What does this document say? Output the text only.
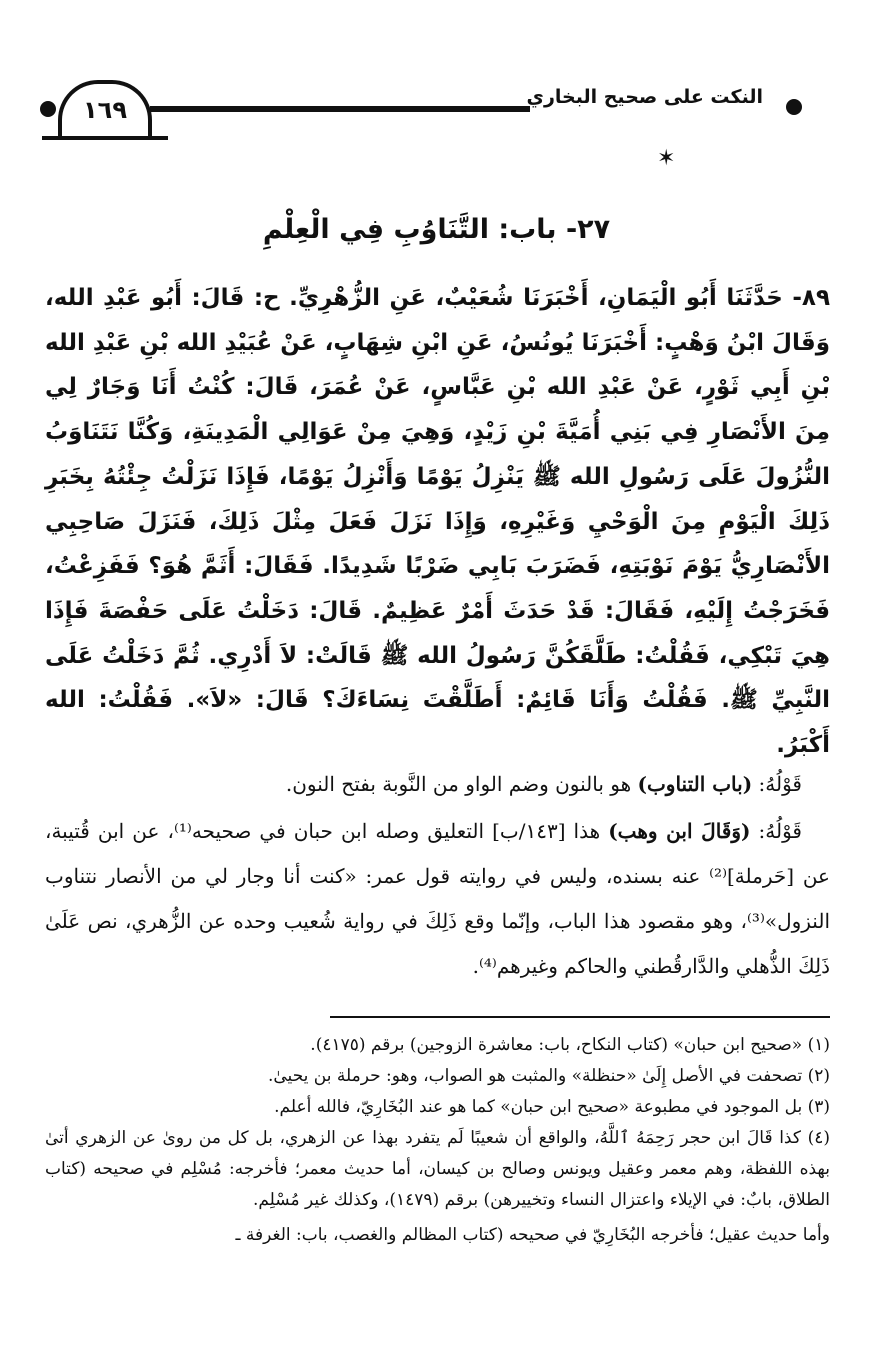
١٦٩	النكت على صحيح البخاري
✶
٢٧- باب: التَّنَاوُبِ فِي الْعِلْمِ
٨٩- حَدَّثَنَا أَبُو الْيَمَانِ، أَخْبَرَنَا شُعَيْبٌ، عَنِ الزُّهْرِيِّ. ح: قَالَ: أَبُو عَبْدِ الله، وَقَالَ ابْنُ وَهْبٍ: أَخْبَرَنَا يُونُسُ، عَنِ ابْنِ شِهَابٍ، عَنْ عُبَيْدِ الله بْنِ عَبْدِ الله بْنِ أَبِي ثَوْرٍ، عَنْ عَبْدِ الله بْنِ عَبَّاسٍ، عَنْ عُمَرَ، قَالَ: كُنْتُ أَنَا وَجَارٌ لِي مِنَ الأَنْصَارِ فِي بَنِي أُمَيَّةَ بْنِ زَيْدٍ، وَهِيَ مِنْ عَوَالِي الْمَدِينَةِ، وَكُنَّا نَتَنَاوَبُ النُّزُولَ عَلَى رَسُولِ الله ﷺ يَنْزِلُ يَوْمًا وَأَنْزِلُ يَوْمًا، فَإِذَا نَزَلْتُ جِئْتُهُ بِخَبَرِ ذَلِكَ الْيَوْمِ مِنَ الْوَحْيِ وَغَيْرِهِ، وَإِذَا نَزَلَ فَعَلَ مِثْلَ ذَلِكَ، فَنَزَلَ صَاحِبِي الأَنْصَارِيُّ يَوْمَ نَوْبَتِهِ، فَضَرَبَ بَابِي ضَرْبًا شَدِيدًا. فَقَالَ: أَثَمَّ هُوَ؟ فَفَزِعْتُ، فَخَرَجْتُ إِلَيْهِ، فَقَالَ: قَدْ حَدَثَ أَمْرٌ عَظِيمٌ. قَالَ: دَخَلْتُ عَلَى حَفْصَةَ فَإِذَا هِيَ تَبْكِي، فَقُلْتُ: طَلَّقَكُنَّ رَسُولُ الله ﷺ قَالَتْ: لاَ أَدْرِي. ثُمَّ دَخَلْتُ عَلَى النَّبِيِّ ﷺ. فَقُلْتُ وَأَنَا قَائِمٌ: أَطَلَّقْتَ نِسَاءَكَ؟ قَالَ: «لاَ». فَقُلْتُ: الله أَكْبَرُ.

قَوْلُهُ: (باب التناوب) هو بالنون وضم الواو من النَّوبة بفتح النون.

قَوْلُهُ: (وَقَالَ ابن وهب) هذا [١٤٣/ب] التعليق وصله ابن حبان في صحيحه⁽¹⁾، عن ابن قُتيبة، عن [حَرملة]⁽²⁾ عنه بسنده، وليس في روايته قول عمر: «كنت أنا وجار لي من الأنصار نتناوب النزول»⁽³⁾، وهو مقصود هذا الباب، وإنّما وقع ذَلِكَ في رواية شُعيب وحده عن الزُّهري، نص عَلَىٰ ذَلِكَ الذُّهلي والدَّارقُطني والحاكم وغيرهم⁽⁴⁾.

(١) «صحيح ابن حبان» (كتاب النكاح، باب: معاشرة الزوجين) برقم (٤١٧٥).

(٢) تصحفت في الأصل إِلَىٰ «حنظلة» والمثبت هو الصواب، وهو: حرملة بن يحيىٰ.

(٣) بل الموجود في مطبوعة «صحيح ابن حبان» كما هو عند البُخَارِيّ، فالله أعلم.

(٤) كذا قَالَ ابن حجر رَحِمَهُ ٱللَّهُ، والواقع أن شعيبًا لَم يتفرد بهذا عن الزهري، بل كل من روىٰ عن الزهري أتىٰ بهذه اللفظة، وهم معمر وعقيل ويونس وصالح بن كيسان، أما حديث معمر؛ فأخرجه: مُسْلِم في صحيحه (كتاب الطلاق، بابٌ: في الإيلاء واعتزال النساء وتخييرهن) برقم (١٤٧٩)، وكذلك غير مُسْلِم.

وأما حديث عقيل؛ فأخرجه البُخَارِيّ في صحيحه (كتاب المظالم والغصب، باب: الغرفة ـ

What the exercise asks –
Copy everything in the records above except the pictures, exactly as written.

Solved exercise –
What does this document say? Output the text only.
١٦٩	النكت على صحيح البخاري
✶
٢٧- باب: التَّنَاوُبِ فِي الْعِلْمِ
٨٩- حَدَّثَنَا أَبُو الْيَمَانِ، أَخْبَرَنَا شُعَيْبٌ، عَنِ الزُّهْرِيِّ. ح: قَالَ: أَبُو عَبْدِ الله، وَقَالَ ابْنُ وَهْبٍ: أَخْبَرَنَا يُونُسُ، عَنِ ابْنِ شِهَابٍ، عَنْ عُبَيْدِ الله بْنِ عَبْدِ الله بْنِ أَبِي ثَوْرٍ، عَنْ عَبْدِ الله بْنِ عَبَّاسٍ، عَنْ عُمَرَ، قَالَ: كُنْتُ أَنَا وَجَارٌ لِي مِنَ الأَنْصَارِ فِي بَنِي أُمَيَّةَ بْنِ زَيْدٍ، وَهِيَ مِنْ عَوَالِي الْمَدِينَةِ، وَكُنَّا نَتَنَاوَبُ النُّزُولَ عَلَى رَسُولِ الله ﷺ يَنْزِلُ يَوْمًا وَأَنْزِلُ يَوْمًا، فَإِذَا نَزَلْتُ جِئْتُهُ بِخَبَرِ ذَلِكَ الْيَوْمِ مِنَ الْوَحْيِ وَغَيْرِهِ، وَإِذَا نَزَلَ فَعَلَ مِثْلَ ذَلِكَ، فَنَزَلَ صَاحِبِي الأَنْصَارِيُّ يَوْمَ نَوْبَتِهِ، فَضَرَبَ بَابِي ضَرْبًا شَدِيدًا. فَقَالَ: أَثَمَّ هُوَ؟ فَفَزِعْتُ، فَخَرَجْتُ إِلَيْهِ، فَقَالَ: قَدْ حَدَثَ أَمْرٌ عَظِيمٌ. قَالَ: دَخَلْتُ عَلَى حَفْصَةَ فَإِذَا هِيَ تَبْكِي، فَقُلْتُ: طَلَّقَكُنَّ رَسُولُ الله ﷺ قَالَتْ: لاَ أَدْرِي. ثُمَّ دَخَلْتُ عَلَى النَّبِيِّ ﷺ. فَقُلْتُ وَأَنَا قَائِمٌ: أَطَلَّقْتَ نِسَاءَكَ؟ قَالَ: «لاَ». فَقُلْتُ: الله أَكْبَرُ.

قَوْلُهُ: (باب التناوب) هو بالنون وضم الواو من النَّوبة بفتح النون.

قَوْلُهُ: (وَقَالَ ابن وهب) هذا [١٤٣/ب] التعليق وصله ابن حبان في صحيحه⁽¹⁾، عن ابن قُتيبة، عن [حَرملة]⁽²⁾ عنه بسنده، وليس في روايته قول عمر: «كنت أنا وجار لي من الأنصار نتناوب النزول»⁽³⁾، وهو مقصود هذا الباب، وإنّما وقع ذَلِكَ في رواية شُعيب وحده عن الزُّهري، نص عَلَىٰ ذَلِكَ الذُّهلي والدَّارقُطني والحاكم وغيرهم⁽⁴⁾.

(١) «صحيح ابن حبان» (كتاب النكاح، باب: معاشرة الزوجين) برقم (٤١٧٥).

(٢) تصحفت في الأصل إِلَىٰ «حنظلة» والمثبت هو الصواب، وهو: حرملة بن يحيىٰ.

(٣) بل الموجود في مطبوعة «صحيح ابن حبان» كما هو عند البُخَارِيّ، فالله أعلم.

(٤) كذا قَالَ ابن حجر رَحِمَهُ ٱللَّهُ، والواقع أن شعيبًا لَم يتفرد بهذا عن الزهري، بل كل من روىٰ عن الزهري أتىٰ بهذه اللفظة، وهم معمر وعقيل ويونس وصالح بن كيسان، أما حديث معمر؛ فأخرجه: مُسْلِم في صحيحه (كتاب الطلاق، بابٌ: في الإيلاء واعتزال النساء وتخييرهن) برقم (١٤٧٩)، وكذلك غير مُسْلِم.

وأما حديث عقيل؛ فأخرجه البُخَارِيّ في صحيحه (كتاب المظالم والغصب، باب: الغرفة ـ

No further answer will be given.